▸ The request
The records below are to be quoted in full; please keep every word exact.
--- Start of Information supplied ---
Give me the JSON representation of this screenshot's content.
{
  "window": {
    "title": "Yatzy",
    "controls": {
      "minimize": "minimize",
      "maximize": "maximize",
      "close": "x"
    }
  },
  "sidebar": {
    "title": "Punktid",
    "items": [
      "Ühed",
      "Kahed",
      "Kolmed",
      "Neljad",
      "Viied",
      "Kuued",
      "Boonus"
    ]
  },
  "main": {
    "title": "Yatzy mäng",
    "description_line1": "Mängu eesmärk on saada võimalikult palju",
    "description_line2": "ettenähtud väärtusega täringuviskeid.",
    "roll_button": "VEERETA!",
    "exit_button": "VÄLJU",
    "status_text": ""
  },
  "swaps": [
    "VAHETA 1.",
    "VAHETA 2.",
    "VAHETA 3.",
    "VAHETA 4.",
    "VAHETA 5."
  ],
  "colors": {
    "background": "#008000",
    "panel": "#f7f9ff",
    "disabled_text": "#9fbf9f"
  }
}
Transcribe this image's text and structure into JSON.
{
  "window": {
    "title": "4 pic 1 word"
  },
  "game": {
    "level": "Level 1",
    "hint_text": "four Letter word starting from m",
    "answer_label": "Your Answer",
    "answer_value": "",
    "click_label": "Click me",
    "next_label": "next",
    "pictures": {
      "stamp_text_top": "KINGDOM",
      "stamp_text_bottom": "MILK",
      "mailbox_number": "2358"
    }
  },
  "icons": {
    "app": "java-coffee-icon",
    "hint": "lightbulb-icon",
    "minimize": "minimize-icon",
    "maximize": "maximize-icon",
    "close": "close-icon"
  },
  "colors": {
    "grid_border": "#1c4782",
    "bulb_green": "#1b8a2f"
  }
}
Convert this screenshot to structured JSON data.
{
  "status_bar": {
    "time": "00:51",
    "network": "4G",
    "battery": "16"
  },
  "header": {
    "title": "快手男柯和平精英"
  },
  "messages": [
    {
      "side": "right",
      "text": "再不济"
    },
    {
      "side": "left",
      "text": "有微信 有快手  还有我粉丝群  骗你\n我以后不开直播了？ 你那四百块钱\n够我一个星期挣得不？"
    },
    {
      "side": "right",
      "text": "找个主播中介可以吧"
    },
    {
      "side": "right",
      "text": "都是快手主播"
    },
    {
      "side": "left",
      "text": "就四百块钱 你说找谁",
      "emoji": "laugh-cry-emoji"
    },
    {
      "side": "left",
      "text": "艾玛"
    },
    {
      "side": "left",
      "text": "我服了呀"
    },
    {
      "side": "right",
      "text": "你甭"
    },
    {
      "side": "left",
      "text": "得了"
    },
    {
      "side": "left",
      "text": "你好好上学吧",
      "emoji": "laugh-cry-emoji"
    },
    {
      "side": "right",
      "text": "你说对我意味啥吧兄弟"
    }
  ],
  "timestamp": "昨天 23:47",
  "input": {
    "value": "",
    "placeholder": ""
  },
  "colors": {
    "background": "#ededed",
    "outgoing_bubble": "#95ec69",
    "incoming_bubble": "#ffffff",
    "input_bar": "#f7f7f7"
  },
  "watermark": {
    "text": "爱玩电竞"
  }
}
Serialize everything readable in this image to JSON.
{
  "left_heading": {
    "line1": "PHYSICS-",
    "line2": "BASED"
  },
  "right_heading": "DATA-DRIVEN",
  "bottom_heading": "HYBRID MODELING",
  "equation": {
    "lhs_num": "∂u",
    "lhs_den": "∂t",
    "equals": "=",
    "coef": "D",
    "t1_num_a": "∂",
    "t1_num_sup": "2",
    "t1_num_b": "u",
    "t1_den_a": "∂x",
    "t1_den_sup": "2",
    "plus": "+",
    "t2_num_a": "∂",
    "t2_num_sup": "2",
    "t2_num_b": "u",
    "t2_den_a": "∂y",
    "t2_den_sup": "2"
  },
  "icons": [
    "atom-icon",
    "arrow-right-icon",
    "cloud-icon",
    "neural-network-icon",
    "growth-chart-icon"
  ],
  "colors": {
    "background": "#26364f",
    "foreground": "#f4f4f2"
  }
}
--- End of Information supplied ---
▸ Expected answer
Give me the JSON representation of this screenshot's content.
{
  "window": {
    "title": "Yatzy",
    "controls": {
      "minimize": "minimize",
      "maximize": "maximize",
      "close": "x"
    }
  },
  "sidebar": {
    "title": "Punktid",
    "items": [
      "Ühed",
      "Kahed",
      "Kolmed",
      "Neljad",
      "Viied",
      "Kuued",
      "Boonus"
    ]
  },
  "main": {
    "title": "Yatzy mäng",
    "description_line1": "Mängu eesmärk on saada võimalikult palju",
    "description_line2": "ettenähtud väärtusega täringuviskeid.",
    "roll_button": "VEERETA!",
    "exit_button": "VÄLJU",
    "status_text": ""
  },
  "swaps": [
    "VAHETA 1.",
    "VAHETA 2.",
    "VAHETA 3.",
    "VAHETA 4.",
    "VAHETA 5."
  ],
  "colors": {
    "background": "#008000",
    "panel": "#f7f9ff",
    "disabled_text": "#9fbf9f"
  }
}
Transcribe this image's text and structure into JSON.
{
  "window": {
    "title": "4 pic 1 word"
  },
  "game": {
    "level": "Level 1",
    "hint_text": "four Letter word starting from m",
    "answer_label": "Your Answer",
    "answer_value": "",
    "click_label": "Click me",
    "next_label": "next",
    "pictures": {
      "stamp_text_top": "KINGDOM",
      "stamp_text_bottom": "MILK",
      "mailbox_number": "2358"
    }
  },
  "icons": {
    "app": "java-coffee-icon",
    "hint": "lightbulb-icon",
    "minimize": "minimize-icon",
    "maximize": "maximize-icon",
    "close": "close-icon"
  },
  "colors": {
    "grid_border": "#1c4782",
    "bulb_green": "#1b8a2f"
  }
}
Convert this screenshot to structured JSON data.
{
  "status_bar": {
    "time": "00:51",
    "network": "4G",
    "battery": "16"
  },
  "header": {
    "title": "快手男柯和平精英"
  },
  "messages": [
    {
      "side": "right",
      "text": "再不济"
    },
    {
      "side": "left",
      "text": "有微信 有快手  还有我粉丝群  骗你\n我以后不开直播了？ 你那四百块钱\n够我一个星期挣得不？"
    },
    {
      "side": "right",
      "text": "找个主播中介可以吧"
    },
    {
      "side": "right",
      "text": "都是快手主播"
    },
    {
      "side": "left",
      "text": "就四百块钱 你说找谁",
      "emoji": "laugh-cry-emoji"
    },
    {
      "side": "left",
      "text": "艾玛"
    },
    {
      "side": "left",
      "text": "我服了呀"
    },
    {
      "side": "right",
      "text": "你甭"
    },
    {
      "side": "left",
      "text": "得了"
    },
    {
      "side": "left",
      "text": "你好好上学吧",
      "emoji": "laugh-cry-emoji"
    },
    {
      "side": "right",
      "text": "你说对我意味啥吧兄弟"
    }
  ],
  "timestamp": "昨天 23:47",
  "input": {
    "value": "",
    "placeholder": ""
  },
  "colors": {
    "background": "#ededed",
    "outgoing_bubble": "#95ec69",
    "incoming_bubble": "#ffffff",
    "input_bar": "#f7f7f7"
  },
  "watermark": {
    "text": "爱玩电竞"
  }
}
Serialize everything readable in this image to JSON.
{
  "left_heading": {
    "line1": "PHYSICS-",
    "line2": "BASED"
  },
  "right_heading": "DATA-DRIVEN",
  "bottom_heading": "HYBRID MODELING",
  "equation": {
    "lhs_num": "∂u",
    "lhs_den": "∂t",
    "equals": "=",
    "coef": "D",
    "t1_num_a": "∂",
    "t1_num_sup": "2",
    "t1_num_b": "u",
    "t1_den_a": "∂x",
    "t1_den_sup": "2",
    "plus": "+",
    "t2_num_a": "∂",
    "t2_num_sup": "2",
    "t2_num_b": "u",
    "t2_den_a": "∂y",
    "t2_den_sup": "2"
  },
  "icons": [
    "atom-icon",
    "arrow-right-icon",
    "cloud-icon",
    "neural-network-icon",
    "growth-chart-icon"
  ],
  "colors": {
    "background": "#26364f",
    "foreground": "#f4f4f2"
  }
}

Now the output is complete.